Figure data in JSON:
## BEGIN

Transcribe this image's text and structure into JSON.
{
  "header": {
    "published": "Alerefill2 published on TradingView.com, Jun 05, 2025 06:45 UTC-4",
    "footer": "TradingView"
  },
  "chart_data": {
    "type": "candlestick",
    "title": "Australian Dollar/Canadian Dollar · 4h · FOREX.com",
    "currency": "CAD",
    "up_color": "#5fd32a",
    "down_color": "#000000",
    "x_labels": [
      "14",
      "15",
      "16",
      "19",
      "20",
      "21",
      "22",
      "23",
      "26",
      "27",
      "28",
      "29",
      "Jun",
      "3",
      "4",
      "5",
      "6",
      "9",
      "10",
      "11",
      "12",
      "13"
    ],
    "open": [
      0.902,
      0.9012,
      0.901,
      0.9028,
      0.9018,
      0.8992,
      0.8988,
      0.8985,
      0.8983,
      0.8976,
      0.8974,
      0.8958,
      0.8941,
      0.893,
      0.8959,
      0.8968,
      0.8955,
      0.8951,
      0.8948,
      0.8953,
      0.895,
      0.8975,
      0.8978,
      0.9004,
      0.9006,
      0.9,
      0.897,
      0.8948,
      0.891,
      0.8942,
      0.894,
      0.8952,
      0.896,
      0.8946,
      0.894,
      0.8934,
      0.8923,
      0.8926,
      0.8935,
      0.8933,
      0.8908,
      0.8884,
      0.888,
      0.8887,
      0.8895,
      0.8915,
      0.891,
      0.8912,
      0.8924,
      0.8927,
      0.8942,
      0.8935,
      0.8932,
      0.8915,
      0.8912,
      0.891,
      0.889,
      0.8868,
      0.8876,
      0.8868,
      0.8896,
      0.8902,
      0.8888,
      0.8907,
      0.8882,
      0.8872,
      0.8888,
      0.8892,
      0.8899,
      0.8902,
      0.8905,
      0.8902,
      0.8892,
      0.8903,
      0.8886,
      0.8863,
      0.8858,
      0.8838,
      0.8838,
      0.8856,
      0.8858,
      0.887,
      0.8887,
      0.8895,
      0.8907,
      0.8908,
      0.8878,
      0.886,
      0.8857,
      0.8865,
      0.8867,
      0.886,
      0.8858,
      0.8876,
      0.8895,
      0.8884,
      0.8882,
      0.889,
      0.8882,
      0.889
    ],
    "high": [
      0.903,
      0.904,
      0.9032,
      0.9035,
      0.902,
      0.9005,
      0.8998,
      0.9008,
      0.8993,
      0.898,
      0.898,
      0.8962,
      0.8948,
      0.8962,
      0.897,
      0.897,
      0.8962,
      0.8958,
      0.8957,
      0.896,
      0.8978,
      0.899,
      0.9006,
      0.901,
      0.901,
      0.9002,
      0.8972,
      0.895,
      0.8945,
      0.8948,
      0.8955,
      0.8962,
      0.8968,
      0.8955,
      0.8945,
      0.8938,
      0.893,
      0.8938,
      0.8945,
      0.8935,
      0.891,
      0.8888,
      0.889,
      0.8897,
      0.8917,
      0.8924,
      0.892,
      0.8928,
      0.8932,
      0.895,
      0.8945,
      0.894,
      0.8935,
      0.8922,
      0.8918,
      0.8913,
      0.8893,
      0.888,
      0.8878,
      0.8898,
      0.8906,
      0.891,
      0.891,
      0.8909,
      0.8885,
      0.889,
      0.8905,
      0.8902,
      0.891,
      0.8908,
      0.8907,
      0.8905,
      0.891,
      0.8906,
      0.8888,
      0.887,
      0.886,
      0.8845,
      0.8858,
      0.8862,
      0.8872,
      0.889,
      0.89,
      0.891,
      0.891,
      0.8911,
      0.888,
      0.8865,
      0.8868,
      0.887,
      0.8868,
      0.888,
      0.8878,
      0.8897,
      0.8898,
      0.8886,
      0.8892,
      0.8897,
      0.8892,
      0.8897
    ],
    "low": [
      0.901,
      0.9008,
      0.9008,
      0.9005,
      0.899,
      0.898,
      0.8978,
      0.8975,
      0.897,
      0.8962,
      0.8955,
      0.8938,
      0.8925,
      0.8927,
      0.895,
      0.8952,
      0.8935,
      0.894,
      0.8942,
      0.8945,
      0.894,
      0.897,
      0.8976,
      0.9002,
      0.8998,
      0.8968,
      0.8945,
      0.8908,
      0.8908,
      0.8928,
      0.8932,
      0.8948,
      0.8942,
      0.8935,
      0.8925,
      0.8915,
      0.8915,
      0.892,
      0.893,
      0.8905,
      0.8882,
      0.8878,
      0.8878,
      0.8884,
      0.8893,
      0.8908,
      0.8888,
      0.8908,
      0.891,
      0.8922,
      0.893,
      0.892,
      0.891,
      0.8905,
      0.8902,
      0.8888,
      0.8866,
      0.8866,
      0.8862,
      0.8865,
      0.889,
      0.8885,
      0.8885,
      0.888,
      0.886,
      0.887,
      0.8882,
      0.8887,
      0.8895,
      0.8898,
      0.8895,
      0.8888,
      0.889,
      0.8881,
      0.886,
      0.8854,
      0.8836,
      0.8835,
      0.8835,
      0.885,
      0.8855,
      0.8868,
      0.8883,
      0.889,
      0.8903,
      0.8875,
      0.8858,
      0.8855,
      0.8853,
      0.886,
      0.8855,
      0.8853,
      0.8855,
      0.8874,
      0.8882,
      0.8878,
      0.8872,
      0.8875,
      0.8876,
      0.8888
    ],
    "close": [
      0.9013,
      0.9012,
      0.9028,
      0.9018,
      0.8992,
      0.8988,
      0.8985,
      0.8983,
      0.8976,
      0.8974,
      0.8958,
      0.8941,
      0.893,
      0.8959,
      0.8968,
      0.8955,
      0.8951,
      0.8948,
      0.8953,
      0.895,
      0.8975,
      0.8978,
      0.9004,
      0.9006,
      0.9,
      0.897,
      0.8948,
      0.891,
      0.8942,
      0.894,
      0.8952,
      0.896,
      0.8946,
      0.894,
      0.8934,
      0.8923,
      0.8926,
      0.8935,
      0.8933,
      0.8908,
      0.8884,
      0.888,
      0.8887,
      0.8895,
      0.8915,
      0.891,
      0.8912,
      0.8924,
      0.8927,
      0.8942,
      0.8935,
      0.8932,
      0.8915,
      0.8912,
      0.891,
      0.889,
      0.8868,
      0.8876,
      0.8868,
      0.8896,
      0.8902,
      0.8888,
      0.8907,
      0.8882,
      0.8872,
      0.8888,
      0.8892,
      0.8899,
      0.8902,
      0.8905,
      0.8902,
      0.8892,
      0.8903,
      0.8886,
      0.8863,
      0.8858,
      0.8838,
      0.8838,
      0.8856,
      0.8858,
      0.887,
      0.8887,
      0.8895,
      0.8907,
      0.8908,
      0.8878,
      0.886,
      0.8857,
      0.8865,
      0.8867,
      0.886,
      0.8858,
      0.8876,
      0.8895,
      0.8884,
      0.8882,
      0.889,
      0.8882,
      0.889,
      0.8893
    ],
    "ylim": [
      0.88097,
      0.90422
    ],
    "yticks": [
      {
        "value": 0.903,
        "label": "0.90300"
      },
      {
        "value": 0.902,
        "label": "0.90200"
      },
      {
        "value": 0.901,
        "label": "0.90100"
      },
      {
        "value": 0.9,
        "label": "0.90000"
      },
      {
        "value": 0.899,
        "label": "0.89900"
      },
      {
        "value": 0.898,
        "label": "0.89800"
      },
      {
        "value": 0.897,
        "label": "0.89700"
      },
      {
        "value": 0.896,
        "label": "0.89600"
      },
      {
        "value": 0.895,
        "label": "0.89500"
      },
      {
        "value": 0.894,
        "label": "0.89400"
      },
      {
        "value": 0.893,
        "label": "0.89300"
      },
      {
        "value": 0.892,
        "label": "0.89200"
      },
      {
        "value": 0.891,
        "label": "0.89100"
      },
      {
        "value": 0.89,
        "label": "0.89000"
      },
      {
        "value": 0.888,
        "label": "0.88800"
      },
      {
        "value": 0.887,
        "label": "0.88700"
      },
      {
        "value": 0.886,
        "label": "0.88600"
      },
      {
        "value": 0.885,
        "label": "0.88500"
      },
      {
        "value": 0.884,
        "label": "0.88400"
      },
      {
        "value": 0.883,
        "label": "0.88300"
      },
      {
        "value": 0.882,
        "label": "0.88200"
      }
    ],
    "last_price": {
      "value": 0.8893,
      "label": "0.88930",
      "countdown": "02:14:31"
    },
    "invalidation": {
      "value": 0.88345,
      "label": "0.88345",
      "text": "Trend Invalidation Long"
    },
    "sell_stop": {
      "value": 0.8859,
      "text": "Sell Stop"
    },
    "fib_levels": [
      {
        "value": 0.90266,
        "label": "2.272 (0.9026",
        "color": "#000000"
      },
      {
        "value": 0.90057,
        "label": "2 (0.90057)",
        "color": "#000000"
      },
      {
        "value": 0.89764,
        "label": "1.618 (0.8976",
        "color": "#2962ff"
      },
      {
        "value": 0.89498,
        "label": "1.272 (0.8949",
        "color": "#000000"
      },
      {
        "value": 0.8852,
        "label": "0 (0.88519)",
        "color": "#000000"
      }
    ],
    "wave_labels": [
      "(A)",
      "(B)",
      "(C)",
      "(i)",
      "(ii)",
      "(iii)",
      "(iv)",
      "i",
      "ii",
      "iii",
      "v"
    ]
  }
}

## END

WHAT YOU SHOULD DO: Show the lines of the data that hold the word "TradingView".

ANSWER TO THE EXERCISE:
    "published": "Alerefill2 published on TradingView.com, Jun 05, 2025 06:45 UTC-4",
    "footer": "TradingView"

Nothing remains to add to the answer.